TASK DIRECTIONS
Which lines of the entries below hold the word "such"? Report each of them.
++++ RECORDS FOR THE EXERCISE ++++
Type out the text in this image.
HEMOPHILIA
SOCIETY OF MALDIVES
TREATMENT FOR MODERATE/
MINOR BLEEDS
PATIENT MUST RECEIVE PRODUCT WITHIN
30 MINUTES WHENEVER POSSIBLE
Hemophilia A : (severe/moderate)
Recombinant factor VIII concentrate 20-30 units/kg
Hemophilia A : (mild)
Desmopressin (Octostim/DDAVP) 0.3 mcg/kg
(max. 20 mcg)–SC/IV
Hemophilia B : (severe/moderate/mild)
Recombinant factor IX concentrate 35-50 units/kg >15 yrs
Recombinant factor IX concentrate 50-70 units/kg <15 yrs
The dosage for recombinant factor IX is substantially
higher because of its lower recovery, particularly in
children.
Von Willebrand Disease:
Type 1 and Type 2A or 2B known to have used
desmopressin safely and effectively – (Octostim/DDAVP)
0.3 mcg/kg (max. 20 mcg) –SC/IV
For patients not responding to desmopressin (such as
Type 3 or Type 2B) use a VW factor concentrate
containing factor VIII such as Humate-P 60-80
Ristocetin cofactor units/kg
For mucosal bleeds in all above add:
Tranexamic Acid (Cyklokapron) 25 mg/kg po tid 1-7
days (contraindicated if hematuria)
++++
RESPONSE TO THIS TASK
For patients not responding to desmopressin (such as
containing factor VIII such as Humate-P 60-80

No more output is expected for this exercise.